YOUR TASKS:
A – Check each statement against the article about MasterClass and mark it yes or no, quoting the article's exact words that decide it: (i) The ad for James Patterson's course shows him sitting at a table. (ii) The writer had read several Patterson books before seeing the ad. (iii) Natalie Portman teaches cooking on MasterClass.
B – Write the next part of the article about MasterClass, picking up after its last sentence.

EXERCISE TEXT:
====
The Atlantic

What Is MasterClass Actually Selling?

The ads are everywhere. You can learn to serve like Serena Williams or write like Margaret Atwood. But what MasterClass really delivers is something altogether different.
Source: Illustration by Jade Purple Brown; Graham Denholm / Getty; Jérôme Favre / Bloomberg / Getty; MasterClass

Image above, clockwise from top left: MasterClass instructors Serena Williams (who teaches tennis on the platform); Natalie Portman (acting); Gordon Ramsay (cooking); Malcolm Gladwell (writing)


Sometimes an advertisement is so perfectly tailored to a cultural moment that it casts that moment into stark relief, which is how I felt upon first seeing an ad for the mega-best-selling writer James Patterson’s course on MasterClass a few years ago. In the ad, Patterson is sitting at a table, reciting a twisty opening line in voice-over. Then an overhead shot of him gazing out a window, lost in thought like a character in a movie. A title card appears: “Imagine taking a writing class from a master.” It didn’t matter that I’d never read a book by Patterson before—I was hooked. What appealed to me was not whatever actionable thriller-writing tips I might glean, but rather the promise of his story, the story of how a writer becomes a mogul. Any hapless, hand-to-mouth mid-lister can provide instructions on outlining a novel. MasterClass dangled something else, a clear-cut path out of the precariat, the magic-bean shortcut to a fairy-tale ending—the secret to ever-elusive success.
====
Excerpts from a dataset:
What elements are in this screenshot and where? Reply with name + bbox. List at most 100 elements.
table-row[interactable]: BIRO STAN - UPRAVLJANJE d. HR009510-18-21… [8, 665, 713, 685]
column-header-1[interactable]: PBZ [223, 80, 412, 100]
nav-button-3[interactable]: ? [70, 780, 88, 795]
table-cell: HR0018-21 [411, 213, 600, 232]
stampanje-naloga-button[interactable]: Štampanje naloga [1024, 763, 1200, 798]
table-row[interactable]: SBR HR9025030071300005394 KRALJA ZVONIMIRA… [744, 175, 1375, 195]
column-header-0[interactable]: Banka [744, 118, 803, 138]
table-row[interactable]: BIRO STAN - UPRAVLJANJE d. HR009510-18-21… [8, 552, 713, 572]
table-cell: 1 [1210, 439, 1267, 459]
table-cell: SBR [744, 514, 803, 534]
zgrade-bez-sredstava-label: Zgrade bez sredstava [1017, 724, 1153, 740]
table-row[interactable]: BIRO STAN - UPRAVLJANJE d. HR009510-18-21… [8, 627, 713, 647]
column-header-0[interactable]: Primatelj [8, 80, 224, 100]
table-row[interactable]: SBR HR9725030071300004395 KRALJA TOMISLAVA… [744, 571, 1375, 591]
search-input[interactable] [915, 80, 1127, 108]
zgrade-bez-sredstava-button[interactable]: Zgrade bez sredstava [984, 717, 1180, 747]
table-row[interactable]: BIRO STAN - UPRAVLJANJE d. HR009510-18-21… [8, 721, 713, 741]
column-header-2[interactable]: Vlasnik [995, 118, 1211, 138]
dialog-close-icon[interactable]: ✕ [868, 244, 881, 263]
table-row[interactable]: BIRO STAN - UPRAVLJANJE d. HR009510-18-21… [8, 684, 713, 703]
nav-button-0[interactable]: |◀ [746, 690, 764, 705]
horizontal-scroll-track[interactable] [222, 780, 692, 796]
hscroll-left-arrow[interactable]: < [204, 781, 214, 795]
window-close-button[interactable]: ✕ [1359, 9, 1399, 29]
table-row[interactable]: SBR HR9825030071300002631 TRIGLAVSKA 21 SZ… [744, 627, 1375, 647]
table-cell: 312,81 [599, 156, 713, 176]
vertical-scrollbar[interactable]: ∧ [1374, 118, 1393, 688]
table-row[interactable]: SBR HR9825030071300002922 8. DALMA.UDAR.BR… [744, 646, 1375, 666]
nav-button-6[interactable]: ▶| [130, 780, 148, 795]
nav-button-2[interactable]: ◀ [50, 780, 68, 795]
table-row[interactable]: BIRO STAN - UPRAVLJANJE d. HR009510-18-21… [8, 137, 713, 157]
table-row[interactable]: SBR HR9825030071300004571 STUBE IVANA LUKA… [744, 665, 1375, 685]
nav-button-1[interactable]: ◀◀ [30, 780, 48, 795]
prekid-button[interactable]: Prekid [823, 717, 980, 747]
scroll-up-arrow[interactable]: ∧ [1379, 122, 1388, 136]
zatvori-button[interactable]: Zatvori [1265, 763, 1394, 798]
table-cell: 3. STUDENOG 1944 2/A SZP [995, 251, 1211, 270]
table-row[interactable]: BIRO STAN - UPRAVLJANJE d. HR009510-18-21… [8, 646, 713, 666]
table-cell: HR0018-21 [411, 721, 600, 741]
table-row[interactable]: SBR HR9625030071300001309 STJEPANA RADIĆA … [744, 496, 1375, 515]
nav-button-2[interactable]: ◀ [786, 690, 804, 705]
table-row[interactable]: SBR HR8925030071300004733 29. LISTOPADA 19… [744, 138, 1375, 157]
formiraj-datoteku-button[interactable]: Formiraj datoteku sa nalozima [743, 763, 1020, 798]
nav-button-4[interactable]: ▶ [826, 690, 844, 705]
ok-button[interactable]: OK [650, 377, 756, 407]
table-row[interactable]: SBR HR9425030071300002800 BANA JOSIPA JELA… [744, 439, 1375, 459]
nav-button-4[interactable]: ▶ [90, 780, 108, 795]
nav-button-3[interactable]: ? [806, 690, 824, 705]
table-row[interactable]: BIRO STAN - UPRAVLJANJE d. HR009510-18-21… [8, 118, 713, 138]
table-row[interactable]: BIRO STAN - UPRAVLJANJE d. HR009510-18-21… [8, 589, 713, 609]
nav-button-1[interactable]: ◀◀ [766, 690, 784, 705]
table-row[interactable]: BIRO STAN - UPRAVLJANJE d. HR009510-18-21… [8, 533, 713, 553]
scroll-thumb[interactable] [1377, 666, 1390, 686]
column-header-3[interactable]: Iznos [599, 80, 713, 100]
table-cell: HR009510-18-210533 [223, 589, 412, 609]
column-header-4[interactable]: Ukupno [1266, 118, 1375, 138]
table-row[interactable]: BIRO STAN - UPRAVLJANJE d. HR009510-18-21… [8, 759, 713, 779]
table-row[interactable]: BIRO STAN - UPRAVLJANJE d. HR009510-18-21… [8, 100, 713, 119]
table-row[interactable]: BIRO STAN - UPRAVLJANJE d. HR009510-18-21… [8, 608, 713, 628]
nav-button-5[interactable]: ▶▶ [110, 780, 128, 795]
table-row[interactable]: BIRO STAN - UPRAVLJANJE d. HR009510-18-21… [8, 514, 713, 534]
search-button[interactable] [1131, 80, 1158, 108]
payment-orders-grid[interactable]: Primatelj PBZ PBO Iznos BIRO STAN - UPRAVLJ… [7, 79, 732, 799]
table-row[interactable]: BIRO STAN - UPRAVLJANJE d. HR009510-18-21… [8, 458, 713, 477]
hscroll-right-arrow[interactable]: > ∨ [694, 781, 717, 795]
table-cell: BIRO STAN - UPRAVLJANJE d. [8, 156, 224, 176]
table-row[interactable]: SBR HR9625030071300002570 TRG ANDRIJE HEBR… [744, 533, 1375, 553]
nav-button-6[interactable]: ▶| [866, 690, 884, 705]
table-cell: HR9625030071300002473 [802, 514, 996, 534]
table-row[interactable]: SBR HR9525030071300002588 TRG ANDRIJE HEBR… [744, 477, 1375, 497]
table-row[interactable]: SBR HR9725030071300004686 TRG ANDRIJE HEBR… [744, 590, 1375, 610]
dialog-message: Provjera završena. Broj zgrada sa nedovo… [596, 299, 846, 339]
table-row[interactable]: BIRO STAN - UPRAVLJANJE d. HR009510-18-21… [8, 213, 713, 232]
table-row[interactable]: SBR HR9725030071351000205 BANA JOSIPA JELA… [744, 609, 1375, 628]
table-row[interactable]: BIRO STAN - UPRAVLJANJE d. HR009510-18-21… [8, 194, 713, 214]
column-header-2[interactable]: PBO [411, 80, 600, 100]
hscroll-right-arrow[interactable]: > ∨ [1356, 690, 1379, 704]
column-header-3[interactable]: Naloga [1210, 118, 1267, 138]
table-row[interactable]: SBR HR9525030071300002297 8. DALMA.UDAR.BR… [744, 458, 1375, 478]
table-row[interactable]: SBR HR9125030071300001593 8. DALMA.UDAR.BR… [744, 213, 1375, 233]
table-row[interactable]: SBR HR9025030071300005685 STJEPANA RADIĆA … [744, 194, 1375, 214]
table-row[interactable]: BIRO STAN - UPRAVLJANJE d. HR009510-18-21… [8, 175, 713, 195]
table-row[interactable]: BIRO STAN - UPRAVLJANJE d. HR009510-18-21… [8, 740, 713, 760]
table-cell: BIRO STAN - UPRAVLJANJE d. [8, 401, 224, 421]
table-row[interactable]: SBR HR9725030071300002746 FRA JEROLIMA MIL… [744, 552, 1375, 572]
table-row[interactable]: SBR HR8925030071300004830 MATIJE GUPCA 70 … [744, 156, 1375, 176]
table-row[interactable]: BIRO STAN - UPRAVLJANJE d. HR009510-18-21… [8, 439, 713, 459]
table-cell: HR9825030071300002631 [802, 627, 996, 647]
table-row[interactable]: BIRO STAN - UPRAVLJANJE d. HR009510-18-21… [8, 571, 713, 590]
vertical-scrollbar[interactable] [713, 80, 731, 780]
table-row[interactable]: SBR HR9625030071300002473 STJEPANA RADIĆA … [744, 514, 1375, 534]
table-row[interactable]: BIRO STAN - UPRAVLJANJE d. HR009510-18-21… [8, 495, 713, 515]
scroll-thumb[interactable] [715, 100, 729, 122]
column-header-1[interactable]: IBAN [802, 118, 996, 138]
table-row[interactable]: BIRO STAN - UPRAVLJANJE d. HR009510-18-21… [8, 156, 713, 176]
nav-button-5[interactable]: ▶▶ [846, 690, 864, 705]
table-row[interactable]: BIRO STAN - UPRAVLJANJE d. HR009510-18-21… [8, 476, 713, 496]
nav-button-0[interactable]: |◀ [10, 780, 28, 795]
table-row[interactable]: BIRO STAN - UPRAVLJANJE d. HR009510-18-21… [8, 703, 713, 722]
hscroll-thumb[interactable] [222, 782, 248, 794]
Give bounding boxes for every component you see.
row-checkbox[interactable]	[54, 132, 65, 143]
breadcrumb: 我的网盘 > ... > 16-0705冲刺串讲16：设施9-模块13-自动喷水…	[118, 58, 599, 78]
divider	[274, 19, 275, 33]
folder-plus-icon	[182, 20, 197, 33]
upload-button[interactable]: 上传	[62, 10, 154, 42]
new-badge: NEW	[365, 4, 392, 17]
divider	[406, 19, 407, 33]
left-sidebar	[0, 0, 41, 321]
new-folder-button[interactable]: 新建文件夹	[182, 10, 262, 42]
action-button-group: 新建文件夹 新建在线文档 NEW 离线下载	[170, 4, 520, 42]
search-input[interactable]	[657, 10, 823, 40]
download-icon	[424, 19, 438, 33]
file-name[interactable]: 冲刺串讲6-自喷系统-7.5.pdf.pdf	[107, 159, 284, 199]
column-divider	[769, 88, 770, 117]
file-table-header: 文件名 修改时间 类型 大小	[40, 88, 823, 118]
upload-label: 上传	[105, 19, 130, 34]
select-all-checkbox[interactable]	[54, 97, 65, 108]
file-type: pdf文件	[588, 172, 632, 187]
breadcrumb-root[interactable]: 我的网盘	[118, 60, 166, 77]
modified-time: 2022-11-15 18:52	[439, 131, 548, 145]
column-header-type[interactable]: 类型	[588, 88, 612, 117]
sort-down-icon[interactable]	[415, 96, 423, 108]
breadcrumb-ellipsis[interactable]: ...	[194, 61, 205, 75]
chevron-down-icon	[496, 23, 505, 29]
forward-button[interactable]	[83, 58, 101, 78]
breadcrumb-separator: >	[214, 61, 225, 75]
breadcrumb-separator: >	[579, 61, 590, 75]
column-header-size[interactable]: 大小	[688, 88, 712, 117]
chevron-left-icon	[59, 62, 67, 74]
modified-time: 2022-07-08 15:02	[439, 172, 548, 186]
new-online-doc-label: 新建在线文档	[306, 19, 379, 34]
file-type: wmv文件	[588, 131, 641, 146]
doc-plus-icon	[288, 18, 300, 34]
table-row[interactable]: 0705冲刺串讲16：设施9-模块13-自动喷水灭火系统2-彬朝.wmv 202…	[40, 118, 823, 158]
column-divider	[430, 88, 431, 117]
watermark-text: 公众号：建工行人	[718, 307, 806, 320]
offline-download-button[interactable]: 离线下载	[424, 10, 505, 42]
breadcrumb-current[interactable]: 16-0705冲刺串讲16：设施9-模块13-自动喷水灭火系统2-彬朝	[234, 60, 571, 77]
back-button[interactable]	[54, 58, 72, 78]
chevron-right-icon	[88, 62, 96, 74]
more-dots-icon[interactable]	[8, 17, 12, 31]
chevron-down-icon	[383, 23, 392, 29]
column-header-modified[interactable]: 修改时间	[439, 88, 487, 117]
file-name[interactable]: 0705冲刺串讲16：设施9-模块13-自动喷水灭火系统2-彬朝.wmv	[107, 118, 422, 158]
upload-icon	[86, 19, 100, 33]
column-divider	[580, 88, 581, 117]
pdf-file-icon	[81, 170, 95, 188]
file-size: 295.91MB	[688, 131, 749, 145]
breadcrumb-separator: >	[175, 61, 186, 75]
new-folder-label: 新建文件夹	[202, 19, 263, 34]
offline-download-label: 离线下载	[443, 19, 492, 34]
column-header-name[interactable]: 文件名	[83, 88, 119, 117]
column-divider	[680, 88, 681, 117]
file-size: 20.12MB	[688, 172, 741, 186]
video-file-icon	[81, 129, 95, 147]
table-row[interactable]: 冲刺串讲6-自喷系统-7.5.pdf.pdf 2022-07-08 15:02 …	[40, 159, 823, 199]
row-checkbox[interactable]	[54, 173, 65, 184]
====
ANSWERS TO THE PROBLEMS:
A –
(i) Yes: "In the ad, Patterson is sitting at a table"
(ii) No: "It didn’t matter that I’d never read a book by Patterson before"
(iii) No: "Natalie Portman (acting); Gordon Ramsay (cooking)"

B –
MasterClass launched in 2015 with just three classes: Dustin Hoffman on acting, Serena Williams on tennis, and Patterson on writing. Since then the company has grown exponentially, raising $135 million in venture capital from 2012 to 2018. It now has more than 85 classes across nine categories. (Last year it added 25 new classes, and this year it intends to add even more.) After the pandemic hit, as people started spending more time at home, its subscriptions surged, some weeks increasing tenfold over the average in 2019; subscribers spent twice as much time on the platform as they did earlier this year. In April, the company moved from offering individual classes for $90 a pop, with an all-access annual pass for $180, to a subscription-only model, and in May, it raised another $100 million. Its trailers have become so familiar and ubiquitous that they spawned their own SNL parodies, “MasterClass: Quarantine Edition,” in which Chloe Fineman appears as Phoebe Waller-Bridge for a class on journaling, as Timothée Chalamet for a class on fashion, and as Britney Spears for a class on … something.